# PROBLEMS
1. In the symbolic shapes update, what is specialize_int_float renamed to?
2. Repeat the symbolic shapes update word for word, starting at "specialize_int_float is renamed" and continuing up to and including "issues down shortly.".

>> start DOCUMENT TEXT

State of symbolic shapes branch

ezyang · March 5, 2023, 2:06am

State of symbolic shapes: Mar 5 edition

Previous update: State of symbolic shapes branch - #43 by ezyang

Executive summary

The tl;dr:

Training support has landed in master, BUT you need to set torch._functorch.config.use_dynamic_shapes = True to use it (will be fixed soon)
specialize_int_float is renamed to specialize_int, and it now actually works. It is temporarily defaulted to True (but this will change soon)
Only int inputs will be allowed in inductor; floats must be passed as 0d tensors. More at Handling int/float inputs/intermediates in Inductor - Google Docs

The details:

Training support has hit master… sort of. Horace’s patch to add training support passed CI and is landed, but it turns out our testing was insufficient and you need to manually turn on torch._functorch.config.use_dynamic_shapes = True for it to actually work. This is fixed in Fix training enablement in AOTAutograd by ezyang · Pull Request #95975 · pytorch/pytorch · GitHub which isn’t landed yet. A large number of models pass, but there are also many models which fail or have accuracy failures, we plan on burning these issues down shortly.
Handling int/float inputs/intermediates in Inductor. One of the major points of contention are how exactly non-Tensor ints/floats supposed to be passed to Inductor. Should they be passed as SymInt or 0d tensors? We’ve finally resolved the question at Handling int/float inputs/intermediates in Inductor - Google Docs The overall idea is that sizevar computation should be expressed as non-Tensor computation (or, more specifically, with sympy expressions), but everything else should just be Tensor compute, for ease of lowering. In practice, this means ints are passed as ints (as we must track their sympy expressions in case they are used in a sizevar compute), but we have made a policy decision that input floats can NEVER be used sizevar compute, and thus they can always be passed as 0d tensors.

>> end DOCUMENT TEXT
>> start INFORMATION SHOWN

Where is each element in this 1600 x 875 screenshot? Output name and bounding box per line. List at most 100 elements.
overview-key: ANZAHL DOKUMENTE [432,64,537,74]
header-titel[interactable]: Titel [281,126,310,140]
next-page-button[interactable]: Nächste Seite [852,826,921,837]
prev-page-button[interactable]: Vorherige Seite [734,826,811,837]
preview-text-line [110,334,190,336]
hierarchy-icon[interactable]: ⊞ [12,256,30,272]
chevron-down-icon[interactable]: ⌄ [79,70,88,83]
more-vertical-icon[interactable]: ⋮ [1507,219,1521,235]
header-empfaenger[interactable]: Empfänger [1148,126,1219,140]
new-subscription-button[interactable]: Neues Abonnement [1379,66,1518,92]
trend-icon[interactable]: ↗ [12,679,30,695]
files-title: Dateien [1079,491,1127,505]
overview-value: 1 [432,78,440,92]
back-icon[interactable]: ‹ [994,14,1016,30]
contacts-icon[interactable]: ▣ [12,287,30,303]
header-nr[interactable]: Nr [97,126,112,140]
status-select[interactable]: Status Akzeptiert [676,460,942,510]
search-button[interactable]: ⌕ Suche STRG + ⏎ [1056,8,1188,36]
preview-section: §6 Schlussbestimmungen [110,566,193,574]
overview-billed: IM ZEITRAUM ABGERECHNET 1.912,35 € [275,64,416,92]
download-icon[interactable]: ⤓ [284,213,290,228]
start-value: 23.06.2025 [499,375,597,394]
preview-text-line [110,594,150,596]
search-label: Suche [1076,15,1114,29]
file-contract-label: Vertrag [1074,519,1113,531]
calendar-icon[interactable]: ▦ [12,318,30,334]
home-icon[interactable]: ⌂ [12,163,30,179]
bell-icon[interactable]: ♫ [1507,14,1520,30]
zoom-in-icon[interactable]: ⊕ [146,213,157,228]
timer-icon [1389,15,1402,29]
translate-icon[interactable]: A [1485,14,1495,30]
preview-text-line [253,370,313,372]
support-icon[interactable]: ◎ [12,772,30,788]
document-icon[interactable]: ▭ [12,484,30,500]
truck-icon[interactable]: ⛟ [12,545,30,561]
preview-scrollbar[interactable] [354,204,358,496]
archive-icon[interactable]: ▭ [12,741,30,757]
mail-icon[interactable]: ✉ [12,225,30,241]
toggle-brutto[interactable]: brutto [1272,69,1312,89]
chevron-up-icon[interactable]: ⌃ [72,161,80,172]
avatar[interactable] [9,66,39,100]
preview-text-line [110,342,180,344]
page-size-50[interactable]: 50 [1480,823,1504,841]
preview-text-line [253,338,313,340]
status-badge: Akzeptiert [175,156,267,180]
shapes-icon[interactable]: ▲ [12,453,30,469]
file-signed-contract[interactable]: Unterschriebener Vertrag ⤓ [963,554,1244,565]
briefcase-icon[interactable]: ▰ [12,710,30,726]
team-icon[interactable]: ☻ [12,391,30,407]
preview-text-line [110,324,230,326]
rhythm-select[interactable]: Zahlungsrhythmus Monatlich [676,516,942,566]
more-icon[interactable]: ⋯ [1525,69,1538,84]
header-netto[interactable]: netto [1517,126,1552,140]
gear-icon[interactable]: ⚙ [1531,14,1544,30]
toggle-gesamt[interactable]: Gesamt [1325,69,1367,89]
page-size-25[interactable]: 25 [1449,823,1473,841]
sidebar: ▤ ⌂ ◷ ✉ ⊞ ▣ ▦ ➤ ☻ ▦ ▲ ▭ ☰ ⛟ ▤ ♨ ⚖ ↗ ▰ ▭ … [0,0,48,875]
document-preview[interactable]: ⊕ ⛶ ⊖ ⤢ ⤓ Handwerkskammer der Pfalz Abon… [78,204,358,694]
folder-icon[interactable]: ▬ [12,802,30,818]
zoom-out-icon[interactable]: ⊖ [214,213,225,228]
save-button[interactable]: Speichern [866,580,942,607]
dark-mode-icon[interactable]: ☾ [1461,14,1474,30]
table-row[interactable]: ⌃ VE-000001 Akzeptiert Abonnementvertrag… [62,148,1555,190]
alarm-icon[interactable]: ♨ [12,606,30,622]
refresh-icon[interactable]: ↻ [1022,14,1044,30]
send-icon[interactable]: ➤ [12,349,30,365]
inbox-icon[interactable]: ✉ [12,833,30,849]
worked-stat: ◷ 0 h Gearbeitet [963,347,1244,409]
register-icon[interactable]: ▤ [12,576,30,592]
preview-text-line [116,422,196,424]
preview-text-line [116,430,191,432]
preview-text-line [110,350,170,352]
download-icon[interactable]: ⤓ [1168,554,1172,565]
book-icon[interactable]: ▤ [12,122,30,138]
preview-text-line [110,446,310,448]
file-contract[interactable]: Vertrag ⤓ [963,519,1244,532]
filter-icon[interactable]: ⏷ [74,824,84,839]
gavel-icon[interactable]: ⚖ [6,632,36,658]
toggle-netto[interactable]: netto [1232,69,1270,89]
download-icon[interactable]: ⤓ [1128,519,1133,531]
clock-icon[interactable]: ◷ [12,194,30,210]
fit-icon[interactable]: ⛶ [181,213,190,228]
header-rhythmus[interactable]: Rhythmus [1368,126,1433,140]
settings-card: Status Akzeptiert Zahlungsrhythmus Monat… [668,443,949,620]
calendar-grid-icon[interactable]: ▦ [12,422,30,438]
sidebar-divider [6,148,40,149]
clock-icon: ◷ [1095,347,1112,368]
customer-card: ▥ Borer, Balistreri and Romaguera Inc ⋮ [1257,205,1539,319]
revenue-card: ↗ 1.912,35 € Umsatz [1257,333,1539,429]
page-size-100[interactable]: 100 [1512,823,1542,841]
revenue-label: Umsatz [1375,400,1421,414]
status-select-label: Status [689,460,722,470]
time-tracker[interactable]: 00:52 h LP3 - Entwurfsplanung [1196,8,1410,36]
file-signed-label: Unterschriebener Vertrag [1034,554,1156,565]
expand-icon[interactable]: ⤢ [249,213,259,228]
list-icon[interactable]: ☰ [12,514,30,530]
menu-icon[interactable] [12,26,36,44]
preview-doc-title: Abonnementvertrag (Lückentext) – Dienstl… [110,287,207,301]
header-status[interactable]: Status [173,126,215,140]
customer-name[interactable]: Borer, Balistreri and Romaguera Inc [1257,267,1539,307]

>> end INFORMATION SHOWN
>> start INFORMATION SHOWN

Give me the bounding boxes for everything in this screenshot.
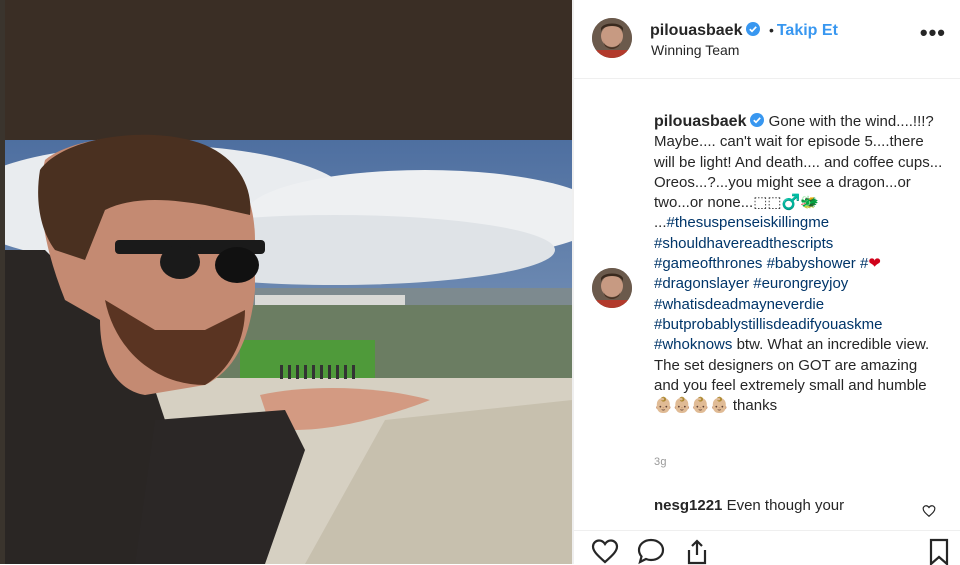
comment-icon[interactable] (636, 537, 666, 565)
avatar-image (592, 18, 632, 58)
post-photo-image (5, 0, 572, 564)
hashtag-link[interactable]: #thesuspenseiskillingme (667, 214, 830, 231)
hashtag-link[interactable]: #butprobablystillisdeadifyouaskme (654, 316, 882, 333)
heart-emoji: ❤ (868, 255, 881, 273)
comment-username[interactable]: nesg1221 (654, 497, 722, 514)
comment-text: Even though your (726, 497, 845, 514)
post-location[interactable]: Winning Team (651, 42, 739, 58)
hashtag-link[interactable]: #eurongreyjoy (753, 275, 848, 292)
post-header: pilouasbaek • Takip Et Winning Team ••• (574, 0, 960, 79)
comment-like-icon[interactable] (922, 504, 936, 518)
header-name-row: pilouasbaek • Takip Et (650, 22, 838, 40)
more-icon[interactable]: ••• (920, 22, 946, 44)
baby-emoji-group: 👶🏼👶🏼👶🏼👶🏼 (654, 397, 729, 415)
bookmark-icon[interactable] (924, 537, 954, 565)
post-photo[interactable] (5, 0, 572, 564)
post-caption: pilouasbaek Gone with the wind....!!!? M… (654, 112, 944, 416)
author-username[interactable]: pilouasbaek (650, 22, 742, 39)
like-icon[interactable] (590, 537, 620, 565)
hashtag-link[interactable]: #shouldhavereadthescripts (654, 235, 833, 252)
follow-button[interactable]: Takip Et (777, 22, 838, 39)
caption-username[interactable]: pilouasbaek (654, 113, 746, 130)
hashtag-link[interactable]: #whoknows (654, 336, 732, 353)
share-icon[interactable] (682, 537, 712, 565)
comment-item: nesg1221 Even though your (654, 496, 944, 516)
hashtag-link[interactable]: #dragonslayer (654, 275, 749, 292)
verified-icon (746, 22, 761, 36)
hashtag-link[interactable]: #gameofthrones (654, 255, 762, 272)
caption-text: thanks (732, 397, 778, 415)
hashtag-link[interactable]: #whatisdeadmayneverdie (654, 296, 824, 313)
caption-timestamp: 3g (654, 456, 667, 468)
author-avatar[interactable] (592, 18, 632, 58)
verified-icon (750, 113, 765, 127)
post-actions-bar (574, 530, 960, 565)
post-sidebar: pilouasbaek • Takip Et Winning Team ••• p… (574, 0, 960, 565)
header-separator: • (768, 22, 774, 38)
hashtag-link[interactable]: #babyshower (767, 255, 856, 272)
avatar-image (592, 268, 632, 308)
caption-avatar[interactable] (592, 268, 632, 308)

>> end INFORMATION SHOWN

# RESULTS IN ORDER
1. specialize_int

2.
specialize_int_float is renamed to specialize_int, and it now actually works. It is temporarily defaulted to True (but this will change soon)
Only int inputs will be allowed in inductor; floats must be passed as 0d tensors. More at Handling int/float inputs/intermediates in Inductor - Google Docs

The details:

Training support has hit master… sort of. Horace’s patch to add training support passed CI and is landed, but it turns out our testing was insufficient and you need to manually turn on torch._functorch.config.use_dynamic_shapes = True for it to actually work. This is fixed in Fix training enablement in AOTAutograd by ezyang · Pull Request #95975 · pytorch/pytorch · GitHub which isn’t landed yet. A large number of models pass, but there are also many models which fail or have accuracy failures, we plan on burning these issues down shortly.